(Records from a collection)

- - -

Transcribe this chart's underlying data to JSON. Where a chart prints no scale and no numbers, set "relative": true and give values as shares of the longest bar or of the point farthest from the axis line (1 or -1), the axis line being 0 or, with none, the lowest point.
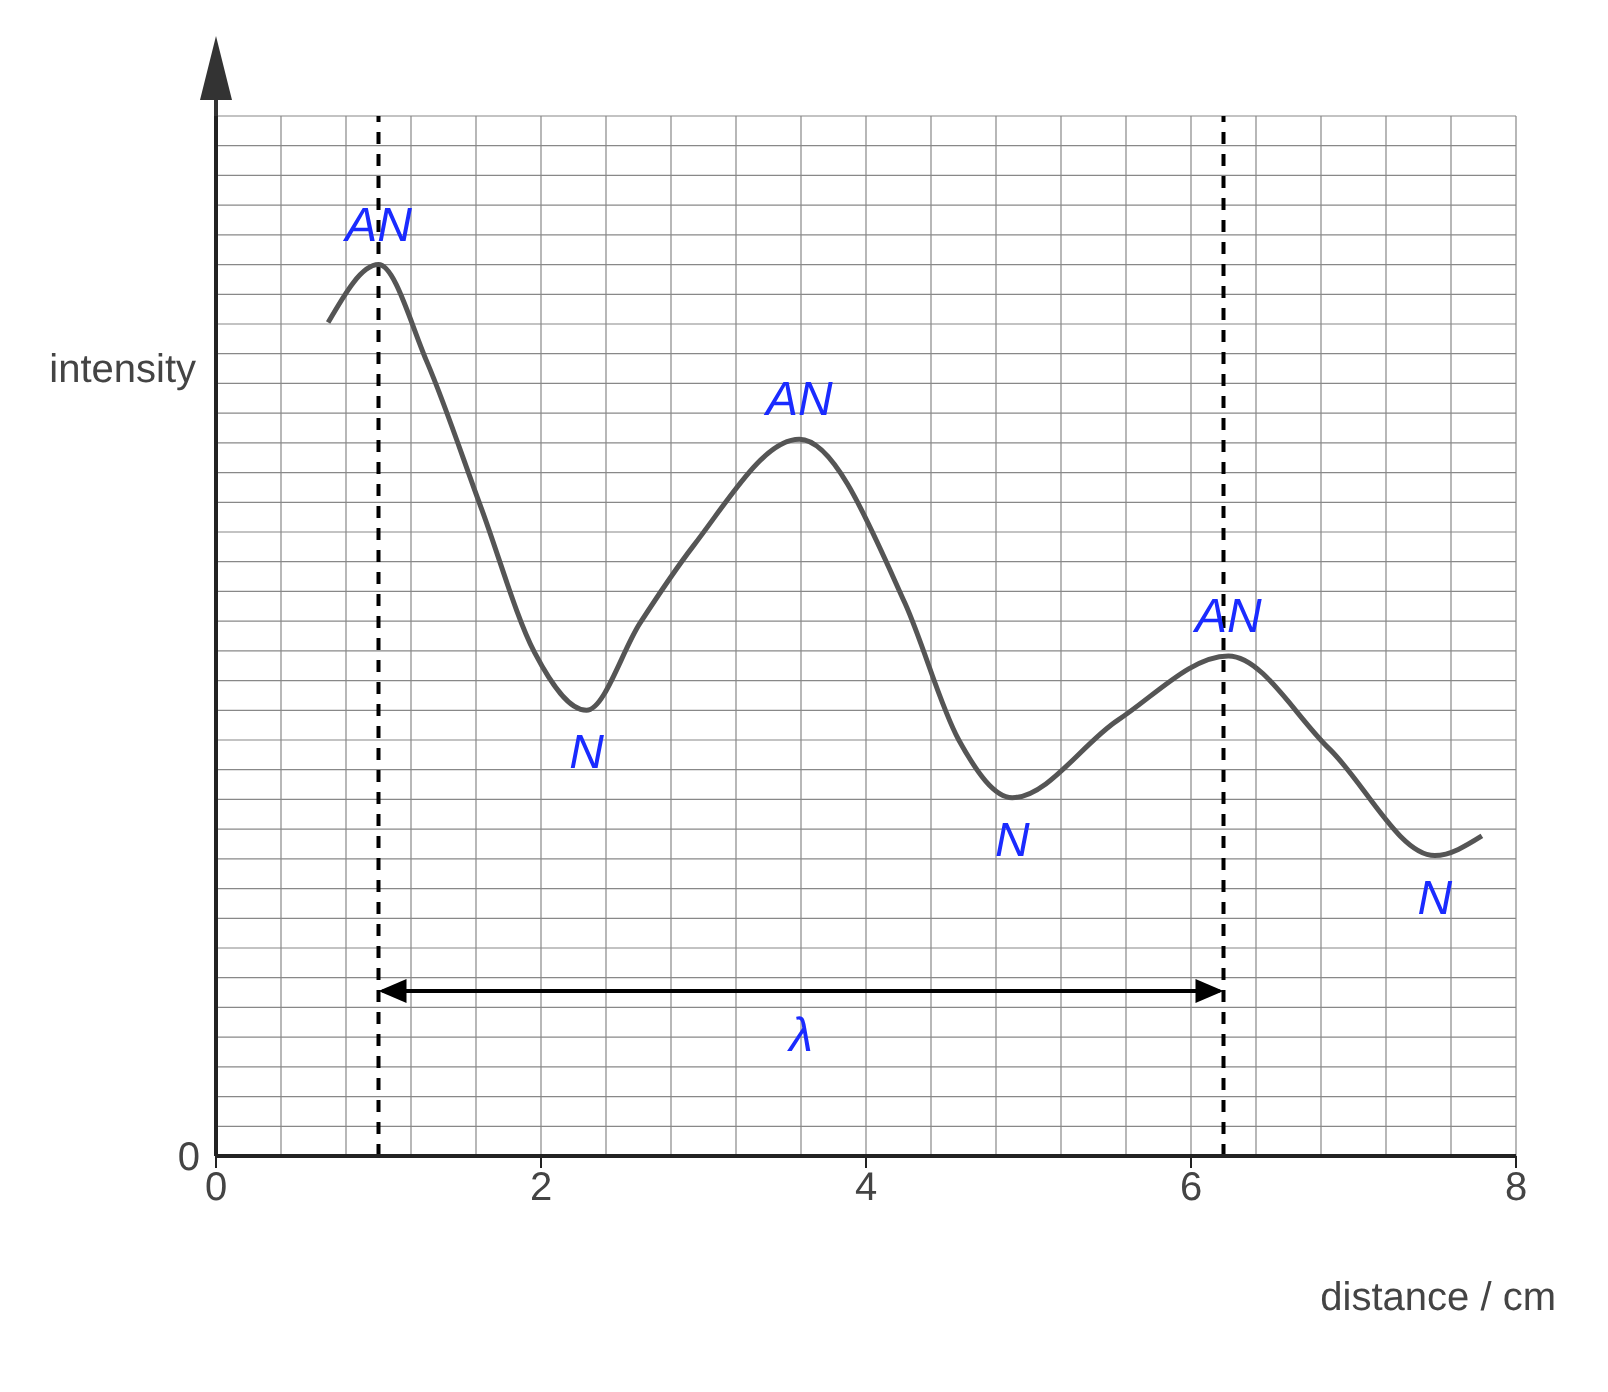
{
  "chart_data": {
    "type": "line",
    "relative": true,
    "xlabel": "distance / cm",
    "ylabel": "intensity",
    "x": [
      0.69,
      1.0,
      1.3,
      1.63,
      1.96,
      2.28,
      2.61,
      2.94,
      3.59,
      4.24,
      4.57,
      4.9,
      5.55,
      6.23,
      6.85,
      7.5,
      7.79
    ],
    "series": [
      {
        "color": "#555555",
        "values": [
          0.935,
          1,
          0.89,
          0.728,
          0.565,
          0.5,
          0.598,
          0.685,
          0.804,
          0.62,
          0.467,
          0.402,
          0.489,
          0.561,
          0.457,
          0.337,
          0.359
        ]
      }
    ],
    "xlim": [
      0,
      8
    ],
    "xticks": [
      0,
      2,
      4,
      6,
      8
    ],
    "grid": true,
    "marker": "none",
    "line_style": "solid",
    "tick_labels": "x",
    "ref_lines": [
      {
        "axis": "x",
        "value": 1.0,
        "label": null,
        "color": "#000000",
        "line_style": "dashed"
      },
      {
        "axis": "x",
        "value": 6.2,
        "label": null,
        "color": "#000000",
        "line_style": "dashed"
      }
    ],
    "annotations": [
      "0",
      {
        "text": "AN",
        "x": 1.0,
        "y": 1
      },
      {
        "text": "N",
        "x": 2.28,
        "y": 0.5
      },
      {
        "text": "AN",
        "x": 3.59,
        "y": 0.804
      },
      {
        "text": "N",
        "x": 4.9,
        "y": 0.402
      },
      {
        "text": "AN",
        "x": 6.23,
        "y": 0.561
      },
      {
        "text": "N",
        "x": 7.5,
        "y": 0.337
      },
      "λ"
    ]
  }
}
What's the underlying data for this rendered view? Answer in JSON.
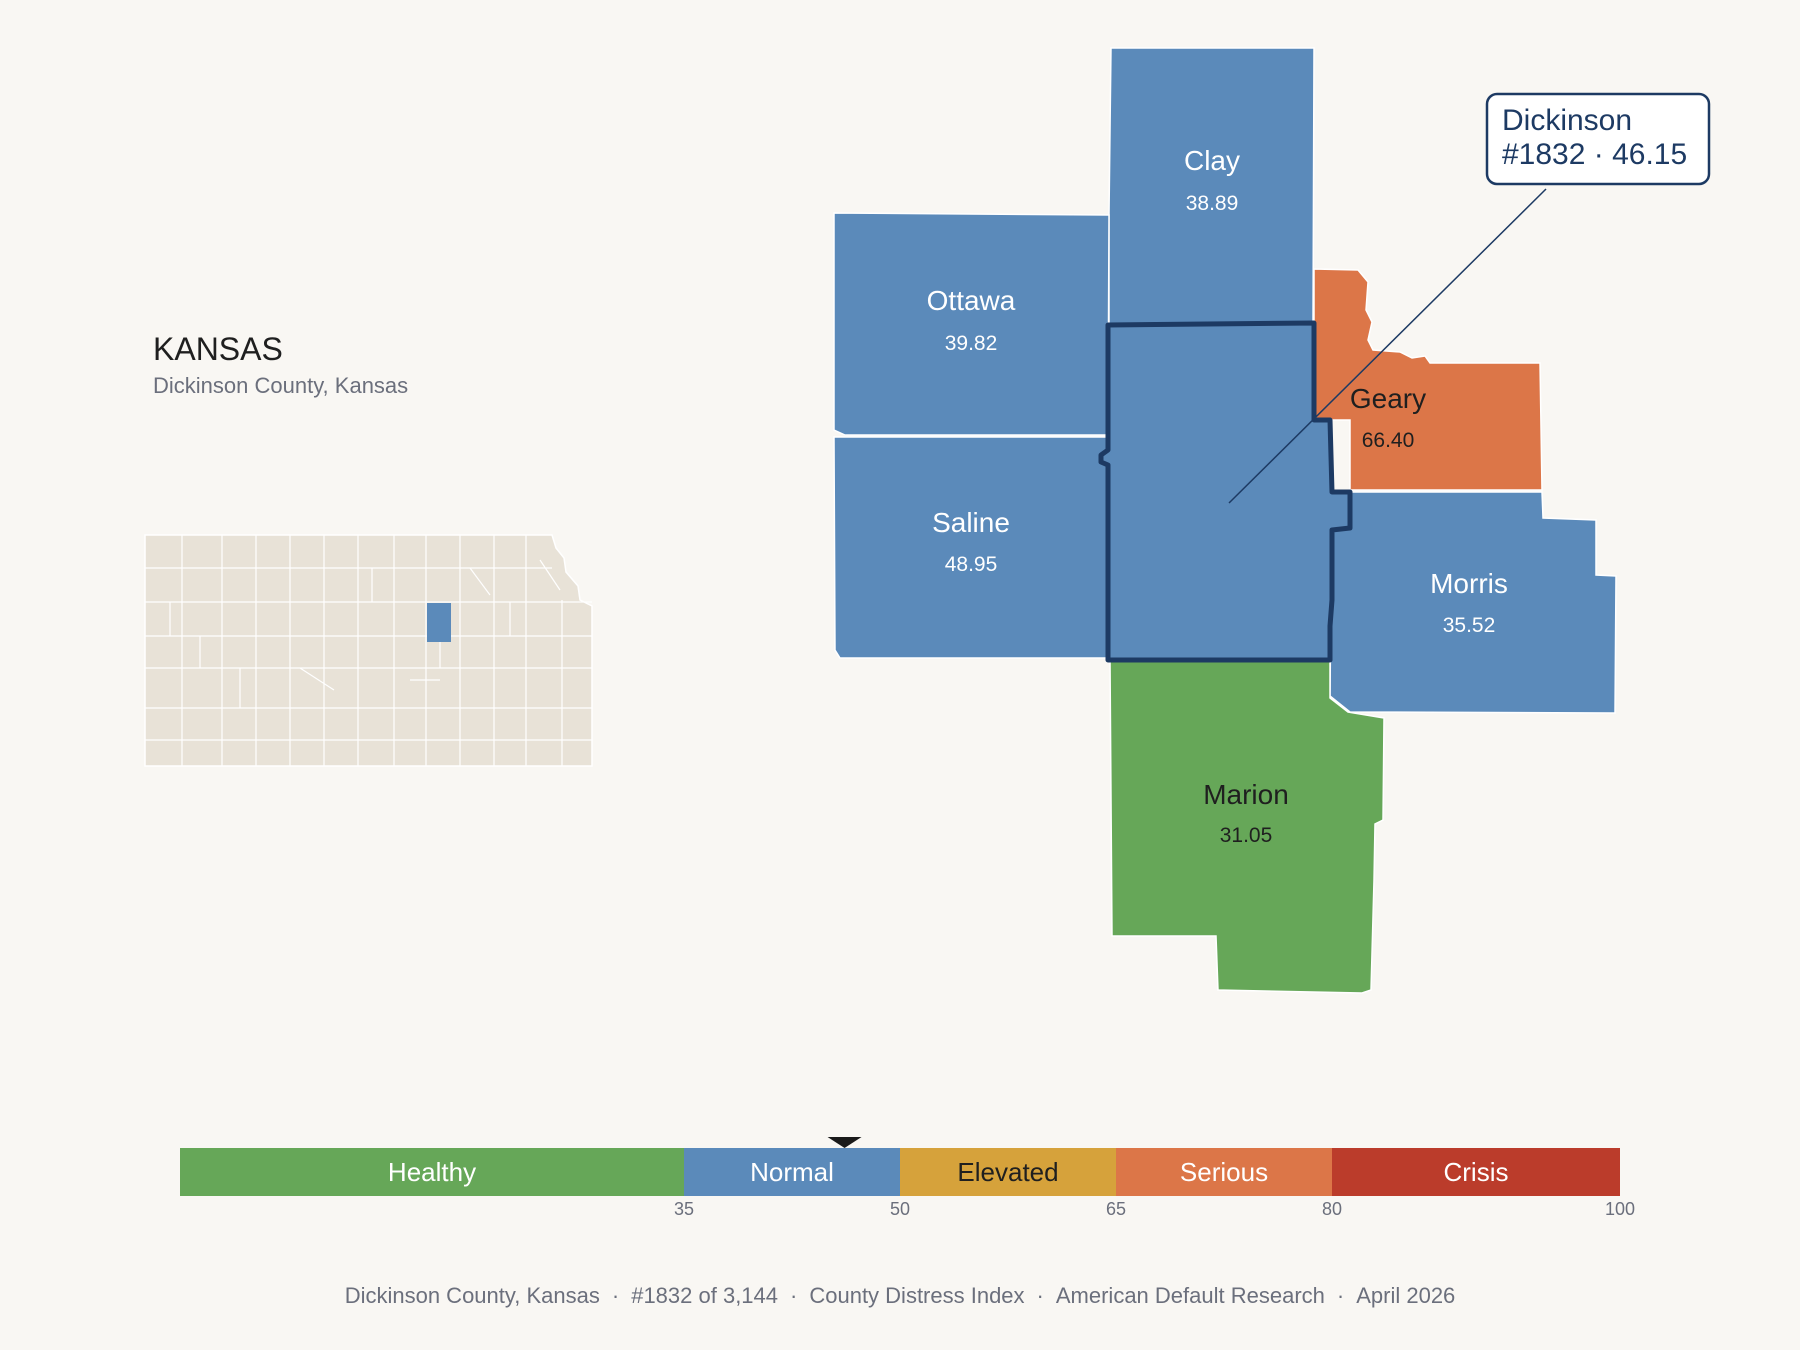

- - -

## Exercise goal
In the copy, include all records verbatim but no images.

## Expected output
Transcribe this chart's underlying data to JSON. Where a chart prints no scale and no numbers, set "relative": true and give values as shares of the longest bar or of the point farthest from the axis line (1 or -1), the axis line being 0 or, with none, the lowest point.
{
  "chart_data": {
    "type": "line",
    "relative": true,
    "xlabel": "distance / cm",
    "ylabel": "intensity",
    "x": [
      0.69,
      1.0,
      1.3,
      1.63,
      1.96,
      2.28,
      2.61,
      2.94,
      3.59,
      4.24,
      4.57,
      4.9,
      5.55,
      6.23,
      6.85,
      7.5,
      7.79
    ],
    "series": [
      {
        "color": "#555555",
        "values": [
          0.935,
          1,
          0.89,
          0.728,
          0.565,
          0.5,
          0.598,
          0.685,
          0.804,
          0.62,
          0.467,
          0.402,
          0.489,
          0.561,
          0.457,
          0.337,
          0.359
        ]
      }
    ],
    "xlim": [
      0,
      8
    ],
    "xticks": [
      0,
      2,
      4,
      6,
      8
    ],
    "grid": true,
    "marker": "none",
    "line_style": "solid",
    "tick_labels": "x",
    "ref_lines": [
      {
        "axis": "x",
        "value": 1.0,
        "label": null,
        "color": "#000000",
        "line_style": "dashed"
      },
      {
        "axis": "x",
        "value": 6.2,
        "label": null,
        "color": "#000000",
        "line_style": "dashed"
      }
    ],
    "annotations": [
      "0",
      {
        "text": "AN",
        "x": 1.0,
        "y": 1
      },
      {
        "text": "N",
        "x": 2.28,
        "y": 0.5
      },
      {
        "text": "AN",
        "x": 3.59,
        "y": 0.804
      },
      {
        "text": "N",
        "x": 4.9,
        "y": 0.402
      },
      {
        "text": "AN",
        "x": 6.23,
        "y": 0.561
      },
      {
        "text": "N",
        "x": 7.5,
        "y": 0.337
      },
      "λ"
    ]
  }
}
What's the underlying data for this rendered view? Answer in JSON.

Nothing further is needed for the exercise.